GOAL OF THE EXERCISE: Extract every line below that contains the word "size".

-- Opening Marker --

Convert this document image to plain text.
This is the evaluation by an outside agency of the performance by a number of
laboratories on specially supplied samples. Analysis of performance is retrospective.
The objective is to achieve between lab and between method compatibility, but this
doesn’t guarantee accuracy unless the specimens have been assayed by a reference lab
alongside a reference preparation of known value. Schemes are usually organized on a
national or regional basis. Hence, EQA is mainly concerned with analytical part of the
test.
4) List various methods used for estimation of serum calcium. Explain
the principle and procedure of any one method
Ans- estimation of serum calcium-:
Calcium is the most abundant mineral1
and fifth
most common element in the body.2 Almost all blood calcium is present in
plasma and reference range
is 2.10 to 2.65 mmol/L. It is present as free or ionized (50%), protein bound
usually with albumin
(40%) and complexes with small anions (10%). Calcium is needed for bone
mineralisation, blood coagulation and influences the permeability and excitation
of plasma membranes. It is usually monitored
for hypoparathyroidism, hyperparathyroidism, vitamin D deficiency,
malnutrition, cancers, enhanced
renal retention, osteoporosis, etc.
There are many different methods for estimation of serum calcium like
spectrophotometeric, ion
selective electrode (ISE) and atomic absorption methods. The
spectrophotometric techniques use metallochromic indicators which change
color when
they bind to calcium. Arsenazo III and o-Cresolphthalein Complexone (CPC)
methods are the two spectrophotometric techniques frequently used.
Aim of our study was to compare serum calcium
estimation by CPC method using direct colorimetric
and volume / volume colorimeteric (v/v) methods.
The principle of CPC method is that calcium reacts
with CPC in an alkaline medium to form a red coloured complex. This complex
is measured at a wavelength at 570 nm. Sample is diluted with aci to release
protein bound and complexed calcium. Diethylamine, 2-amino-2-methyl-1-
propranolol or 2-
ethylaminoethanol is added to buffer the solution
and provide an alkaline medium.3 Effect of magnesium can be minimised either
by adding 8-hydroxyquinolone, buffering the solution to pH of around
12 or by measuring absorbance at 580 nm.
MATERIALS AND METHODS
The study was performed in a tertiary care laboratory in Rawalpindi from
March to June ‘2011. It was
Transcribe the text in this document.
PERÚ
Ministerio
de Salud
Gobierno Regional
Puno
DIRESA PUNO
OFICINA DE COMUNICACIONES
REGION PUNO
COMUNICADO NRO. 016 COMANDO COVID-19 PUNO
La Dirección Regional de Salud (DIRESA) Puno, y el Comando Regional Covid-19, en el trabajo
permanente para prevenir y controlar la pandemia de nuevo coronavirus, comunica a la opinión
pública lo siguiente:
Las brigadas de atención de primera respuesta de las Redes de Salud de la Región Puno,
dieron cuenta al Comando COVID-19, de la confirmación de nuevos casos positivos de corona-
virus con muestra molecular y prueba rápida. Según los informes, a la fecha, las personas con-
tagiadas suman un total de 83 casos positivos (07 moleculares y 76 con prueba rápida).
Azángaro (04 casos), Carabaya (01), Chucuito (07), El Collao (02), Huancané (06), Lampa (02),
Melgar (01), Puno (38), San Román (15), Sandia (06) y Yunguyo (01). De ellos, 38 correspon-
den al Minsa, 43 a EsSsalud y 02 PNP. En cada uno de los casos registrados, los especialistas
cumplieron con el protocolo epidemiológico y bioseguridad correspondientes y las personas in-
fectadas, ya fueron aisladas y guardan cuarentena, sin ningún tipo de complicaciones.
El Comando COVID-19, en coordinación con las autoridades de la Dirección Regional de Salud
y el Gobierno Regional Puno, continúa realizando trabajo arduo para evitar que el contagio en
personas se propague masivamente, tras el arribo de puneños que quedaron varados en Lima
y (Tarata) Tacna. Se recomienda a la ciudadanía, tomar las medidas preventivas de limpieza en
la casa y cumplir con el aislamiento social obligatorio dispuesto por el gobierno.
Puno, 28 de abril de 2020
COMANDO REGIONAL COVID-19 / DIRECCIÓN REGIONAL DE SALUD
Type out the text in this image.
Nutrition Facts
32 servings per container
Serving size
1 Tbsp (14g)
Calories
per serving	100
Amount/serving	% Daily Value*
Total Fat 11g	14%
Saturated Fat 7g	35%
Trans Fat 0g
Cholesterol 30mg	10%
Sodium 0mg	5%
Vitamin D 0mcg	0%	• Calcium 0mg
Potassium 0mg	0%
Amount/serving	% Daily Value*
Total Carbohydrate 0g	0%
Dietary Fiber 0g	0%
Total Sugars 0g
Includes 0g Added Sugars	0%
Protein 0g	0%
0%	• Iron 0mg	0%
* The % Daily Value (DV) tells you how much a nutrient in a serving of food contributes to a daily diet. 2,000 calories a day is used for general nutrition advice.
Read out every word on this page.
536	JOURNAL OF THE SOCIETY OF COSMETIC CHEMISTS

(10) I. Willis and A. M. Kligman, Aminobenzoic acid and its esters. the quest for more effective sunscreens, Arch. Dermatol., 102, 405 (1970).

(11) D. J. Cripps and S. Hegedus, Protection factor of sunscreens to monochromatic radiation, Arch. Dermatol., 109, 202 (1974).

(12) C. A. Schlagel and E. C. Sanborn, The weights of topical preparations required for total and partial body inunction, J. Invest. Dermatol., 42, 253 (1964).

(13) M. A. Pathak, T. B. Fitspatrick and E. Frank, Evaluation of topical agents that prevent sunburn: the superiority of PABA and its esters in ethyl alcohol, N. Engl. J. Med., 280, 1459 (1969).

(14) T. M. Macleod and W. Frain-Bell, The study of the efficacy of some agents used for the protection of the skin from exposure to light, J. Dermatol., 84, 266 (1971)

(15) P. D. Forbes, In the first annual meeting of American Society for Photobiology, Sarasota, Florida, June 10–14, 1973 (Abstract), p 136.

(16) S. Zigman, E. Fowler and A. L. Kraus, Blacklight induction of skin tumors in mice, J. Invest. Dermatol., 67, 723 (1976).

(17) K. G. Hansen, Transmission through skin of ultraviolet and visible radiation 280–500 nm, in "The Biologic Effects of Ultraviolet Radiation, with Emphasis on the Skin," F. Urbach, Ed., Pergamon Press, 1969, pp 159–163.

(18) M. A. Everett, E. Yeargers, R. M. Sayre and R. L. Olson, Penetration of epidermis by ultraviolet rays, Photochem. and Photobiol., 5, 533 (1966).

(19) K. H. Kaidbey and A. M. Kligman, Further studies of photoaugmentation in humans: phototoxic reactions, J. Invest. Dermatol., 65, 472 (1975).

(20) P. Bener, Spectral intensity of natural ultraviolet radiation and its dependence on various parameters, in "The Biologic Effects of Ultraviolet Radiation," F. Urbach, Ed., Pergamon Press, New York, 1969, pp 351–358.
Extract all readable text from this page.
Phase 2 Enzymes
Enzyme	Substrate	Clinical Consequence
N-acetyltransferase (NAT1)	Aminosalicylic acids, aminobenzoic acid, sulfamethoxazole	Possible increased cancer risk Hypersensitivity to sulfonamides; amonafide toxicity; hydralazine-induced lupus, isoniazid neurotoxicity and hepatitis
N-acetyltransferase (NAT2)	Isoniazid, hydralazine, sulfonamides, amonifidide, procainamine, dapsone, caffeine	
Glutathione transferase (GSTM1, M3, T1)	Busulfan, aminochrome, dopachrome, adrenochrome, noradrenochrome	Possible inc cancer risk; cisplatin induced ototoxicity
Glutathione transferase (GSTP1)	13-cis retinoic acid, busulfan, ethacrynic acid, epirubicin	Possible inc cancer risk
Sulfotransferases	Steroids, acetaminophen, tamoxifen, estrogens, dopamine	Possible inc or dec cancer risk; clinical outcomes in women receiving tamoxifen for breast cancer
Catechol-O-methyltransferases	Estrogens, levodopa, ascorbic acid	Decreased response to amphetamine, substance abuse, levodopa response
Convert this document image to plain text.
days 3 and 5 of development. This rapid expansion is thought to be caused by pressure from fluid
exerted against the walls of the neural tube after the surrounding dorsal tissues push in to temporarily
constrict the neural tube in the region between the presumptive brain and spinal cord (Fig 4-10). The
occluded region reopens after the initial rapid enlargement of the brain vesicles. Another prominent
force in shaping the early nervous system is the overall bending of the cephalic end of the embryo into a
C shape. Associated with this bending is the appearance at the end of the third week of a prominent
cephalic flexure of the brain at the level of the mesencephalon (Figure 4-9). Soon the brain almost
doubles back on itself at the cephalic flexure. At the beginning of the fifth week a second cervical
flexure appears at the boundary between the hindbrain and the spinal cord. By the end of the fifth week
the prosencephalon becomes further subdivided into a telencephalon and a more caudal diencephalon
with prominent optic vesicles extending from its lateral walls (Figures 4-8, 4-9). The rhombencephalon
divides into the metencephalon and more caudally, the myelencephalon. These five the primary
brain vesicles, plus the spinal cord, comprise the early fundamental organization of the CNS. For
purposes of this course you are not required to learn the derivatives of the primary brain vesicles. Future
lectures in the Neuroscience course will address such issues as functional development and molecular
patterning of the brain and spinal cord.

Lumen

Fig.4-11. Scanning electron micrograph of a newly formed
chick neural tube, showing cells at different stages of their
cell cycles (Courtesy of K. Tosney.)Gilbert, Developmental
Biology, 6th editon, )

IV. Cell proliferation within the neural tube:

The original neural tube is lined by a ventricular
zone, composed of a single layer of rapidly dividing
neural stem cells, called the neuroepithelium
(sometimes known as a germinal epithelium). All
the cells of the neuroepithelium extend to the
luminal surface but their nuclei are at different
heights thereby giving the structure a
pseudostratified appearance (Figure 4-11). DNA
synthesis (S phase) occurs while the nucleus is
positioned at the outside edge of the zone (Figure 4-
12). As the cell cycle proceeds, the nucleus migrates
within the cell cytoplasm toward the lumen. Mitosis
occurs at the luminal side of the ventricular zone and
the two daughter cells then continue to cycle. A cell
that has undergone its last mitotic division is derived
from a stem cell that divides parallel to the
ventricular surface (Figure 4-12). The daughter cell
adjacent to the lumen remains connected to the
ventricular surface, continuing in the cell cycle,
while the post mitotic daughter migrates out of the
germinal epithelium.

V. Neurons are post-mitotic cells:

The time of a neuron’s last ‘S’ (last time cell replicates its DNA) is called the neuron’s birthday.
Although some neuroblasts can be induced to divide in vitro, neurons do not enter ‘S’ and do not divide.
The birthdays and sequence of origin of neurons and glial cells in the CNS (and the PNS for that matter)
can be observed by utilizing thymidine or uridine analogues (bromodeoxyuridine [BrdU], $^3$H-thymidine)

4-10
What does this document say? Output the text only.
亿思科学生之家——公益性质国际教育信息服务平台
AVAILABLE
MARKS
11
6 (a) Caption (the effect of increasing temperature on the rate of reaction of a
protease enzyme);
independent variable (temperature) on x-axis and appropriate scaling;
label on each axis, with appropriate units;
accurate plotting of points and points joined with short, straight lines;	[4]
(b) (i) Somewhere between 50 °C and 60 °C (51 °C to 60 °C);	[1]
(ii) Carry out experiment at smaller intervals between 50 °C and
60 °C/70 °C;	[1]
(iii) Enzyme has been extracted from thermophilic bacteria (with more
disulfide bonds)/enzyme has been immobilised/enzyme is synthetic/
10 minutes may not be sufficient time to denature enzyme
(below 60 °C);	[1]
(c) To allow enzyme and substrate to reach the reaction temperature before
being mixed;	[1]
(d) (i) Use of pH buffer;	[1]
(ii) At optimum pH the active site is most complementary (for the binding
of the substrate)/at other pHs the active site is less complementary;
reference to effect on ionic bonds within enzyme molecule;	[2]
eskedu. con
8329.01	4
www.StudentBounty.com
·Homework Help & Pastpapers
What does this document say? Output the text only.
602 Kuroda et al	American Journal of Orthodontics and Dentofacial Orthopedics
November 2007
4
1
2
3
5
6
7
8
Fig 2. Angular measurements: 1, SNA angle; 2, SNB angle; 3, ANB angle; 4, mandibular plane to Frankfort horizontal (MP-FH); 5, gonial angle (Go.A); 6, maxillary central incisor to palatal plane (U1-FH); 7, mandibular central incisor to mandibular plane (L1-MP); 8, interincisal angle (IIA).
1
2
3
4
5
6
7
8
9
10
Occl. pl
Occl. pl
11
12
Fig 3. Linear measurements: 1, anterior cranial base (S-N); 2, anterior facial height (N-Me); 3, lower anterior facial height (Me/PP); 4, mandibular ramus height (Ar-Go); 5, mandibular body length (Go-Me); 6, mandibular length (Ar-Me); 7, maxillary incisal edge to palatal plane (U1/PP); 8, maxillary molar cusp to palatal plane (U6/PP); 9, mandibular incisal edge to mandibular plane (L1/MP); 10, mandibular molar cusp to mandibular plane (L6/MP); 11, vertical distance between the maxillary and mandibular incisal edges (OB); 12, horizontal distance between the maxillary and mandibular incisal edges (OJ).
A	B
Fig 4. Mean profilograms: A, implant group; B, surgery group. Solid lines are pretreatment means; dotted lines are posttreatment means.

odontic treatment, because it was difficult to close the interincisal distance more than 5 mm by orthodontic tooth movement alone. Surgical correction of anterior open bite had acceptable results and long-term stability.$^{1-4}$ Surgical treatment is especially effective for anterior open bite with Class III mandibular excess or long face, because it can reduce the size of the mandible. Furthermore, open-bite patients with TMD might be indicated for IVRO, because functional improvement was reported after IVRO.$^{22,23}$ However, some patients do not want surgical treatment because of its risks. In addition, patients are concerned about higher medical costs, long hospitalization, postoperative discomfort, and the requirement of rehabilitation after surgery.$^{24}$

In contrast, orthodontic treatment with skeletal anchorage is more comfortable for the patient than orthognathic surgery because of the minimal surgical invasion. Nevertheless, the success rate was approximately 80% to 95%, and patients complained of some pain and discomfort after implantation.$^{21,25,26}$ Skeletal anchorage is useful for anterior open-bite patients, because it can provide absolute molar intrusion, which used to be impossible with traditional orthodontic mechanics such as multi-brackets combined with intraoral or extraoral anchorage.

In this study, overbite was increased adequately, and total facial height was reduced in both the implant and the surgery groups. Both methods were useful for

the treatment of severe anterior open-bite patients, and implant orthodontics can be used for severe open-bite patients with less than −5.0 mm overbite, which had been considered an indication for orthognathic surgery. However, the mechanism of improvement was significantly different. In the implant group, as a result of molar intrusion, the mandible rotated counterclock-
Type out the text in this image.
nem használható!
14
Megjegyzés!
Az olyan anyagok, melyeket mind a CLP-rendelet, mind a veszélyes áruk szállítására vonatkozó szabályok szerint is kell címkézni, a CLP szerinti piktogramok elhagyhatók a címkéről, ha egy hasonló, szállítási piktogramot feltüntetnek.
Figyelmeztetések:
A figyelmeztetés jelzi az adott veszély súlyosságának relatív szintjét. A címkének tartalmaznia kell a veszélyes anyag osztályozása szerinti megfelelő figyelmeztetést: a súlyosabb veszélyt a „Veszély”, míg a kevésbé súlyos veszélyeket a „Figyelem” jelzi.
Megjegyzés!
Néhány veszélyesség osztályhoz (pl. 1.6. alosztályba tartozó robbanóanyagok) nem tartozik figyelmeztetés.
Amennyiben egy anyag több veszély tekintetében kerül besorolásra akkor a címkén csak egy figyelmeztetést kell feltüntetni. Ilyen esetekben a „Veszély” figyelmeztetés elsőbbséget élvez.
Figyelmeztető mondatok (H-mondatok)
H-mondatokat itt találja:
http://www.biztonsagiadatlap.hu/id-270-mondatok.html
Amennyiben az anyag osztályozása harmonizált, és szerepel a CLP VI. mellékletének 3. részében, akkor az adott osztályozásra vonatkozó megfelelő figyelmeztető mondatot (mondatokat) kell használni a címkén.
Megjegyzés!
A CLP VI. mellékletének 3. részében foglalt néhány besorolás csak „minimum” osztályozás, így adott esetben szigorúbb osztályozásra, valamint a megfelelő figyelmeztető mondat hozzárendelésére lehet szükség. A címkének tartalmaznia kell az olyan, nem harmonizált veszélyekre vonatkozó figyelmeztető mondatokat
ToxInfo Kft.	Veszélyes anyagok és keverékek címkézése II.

-- Closing Marker --

TASK RESPONSE:
Serving size
odontic treatment, because it was difficult to close the interincisal distance more than 5 mm by orthodontic tooth movement alone. Surgical correction of anterior open bite had acceptable results and long-term stability.$^{1-4}$ Surgical treatment is especially effective for anterior open bite with Class III mandibular excess or long face, because it can reduce the size of the mandible. Furthermore, open-bite patients with TMD might be indicated for IVRO, because functional improvement was reported after IVRO.$^{22,23}$ However, some patients do not want surgical treatment because of its risks. In addition, patients are concerned about higher medical costs, long hospitalization, postoperative discomfort, and the requirement of rehabilitation after surgery.$^{24}$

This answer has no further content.